### Figure record listings
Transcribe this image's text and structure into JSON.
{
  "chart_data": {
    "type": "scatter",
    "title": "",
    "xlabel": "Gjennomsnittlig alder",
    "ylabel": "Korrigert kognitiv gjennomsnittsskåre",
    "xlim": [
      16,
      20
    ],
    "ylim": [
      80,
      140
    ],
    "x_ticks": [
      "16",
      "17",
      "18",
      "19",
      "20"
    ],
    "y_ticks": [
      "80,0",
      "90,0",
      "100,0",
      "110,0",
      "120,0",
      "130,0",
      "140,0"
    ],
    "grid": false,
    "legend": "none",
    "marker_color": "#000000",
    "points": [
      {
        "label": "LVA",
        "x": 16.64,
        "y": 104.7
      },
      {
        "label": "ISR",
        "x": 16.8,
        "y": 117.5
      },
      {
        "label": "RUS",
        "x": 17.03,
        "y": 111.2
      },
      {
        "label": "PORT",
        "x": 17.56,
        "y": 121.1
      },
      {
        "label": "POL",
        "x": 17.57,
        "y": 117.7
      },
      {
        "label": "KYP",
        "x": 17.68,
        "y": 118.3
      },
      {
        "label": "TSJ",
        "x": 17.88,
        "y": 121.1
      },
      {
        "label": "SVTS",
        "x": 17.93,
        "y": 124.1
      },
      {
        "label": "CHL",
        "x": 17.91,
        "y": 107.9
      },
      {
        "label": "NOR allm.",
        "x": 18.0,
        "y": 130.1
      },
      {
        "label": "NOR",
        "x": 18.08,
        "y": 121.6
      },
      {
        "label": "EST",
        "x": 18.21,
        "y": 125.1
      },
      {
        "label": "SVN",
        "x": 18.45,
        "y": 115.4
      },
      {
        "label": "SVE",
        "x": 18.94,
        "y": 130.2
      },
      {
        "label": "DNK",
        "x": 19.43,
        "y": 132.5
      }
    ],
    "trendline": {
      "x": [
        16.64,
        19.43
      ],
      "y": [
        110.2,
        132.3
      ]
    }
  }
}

### TASK TO COMPLETE
All of the lines above need to be given again exactly.

### FULL ANSWER
Transcribe this image's text and structure into JSON.
{
  "chart_data": {
    "type": "scatter",
    "title": "",
    "xlabel": "Gjennomsnittlig alder",
    "ylabel": "Korrigert kognitiv gjennomsnittsskåre",
    "xlim": [
      16,
      20
    ],
    "ylim": [
      80,
      140
    ],
    "x_ticks": [
      "16",
      "17",
      "18",
      "19",
      "20"
    ],
    "y_ticks": [
      "80,0",
      "90,0",
      "100,0",
      "110,0",
      "120,0",
      "130,0",
      "140,0"
    ],
    "grid": false,
    "legend": "none",
    "marker_color": "#000000",
    "points": [
      {
        "label": "LVA",
        "x": 16.64,
        "y": 104.7
      },
      {
        "label": "ISR",
        "x": 16.8,
        "y": 117.5
      },
      {
        "label": "RUS",
        "x": 17.03,
        "y": 111.2
      },
      {
        "label": "PORT",
        "x": 17.56,
        "y": 121.1
      },
      {
        "label": "POL",
        "x": 17.57,
        "y": 117.7
      },
      {
        "label": "KYP",
        "x": 17.68,
        "y": 118.3
      },
      {
        "label": "TSJ",
        "x": 17.88,
        "y": 121.1
      },
      {
        "label": "SVTS",
        "x": 17.93,
        "y": 124.1
      },
      {
        "label": "CHL",
        "x": 17.91,
        "y": 107.9
      },
      {
        "label": "NOR allm.",
        "x": 18.0,
        "y": 130.1
      },
      {
        "label": "NOR",
        "x": 18.08,
        "y": 121.6
      },
      {
        "label": "EST",
        "x": 18.21,
        "y": 125.1
      },
      {
        "label": "SVN",
        "x": 18.45,
        "y": 115.4
      },
      {
        "label": "SVE",
        "x": 18.94,
        "y": 130.2
      },
      {
        "label": "DNK",
        "x": 19.43,
        "y": 132.5
      }
    ],
    "trendline": {
      "x": [
        16.64,
        19.43
      ],
      "y": [
        110.2,
        132.3
      ]
    }
  }
}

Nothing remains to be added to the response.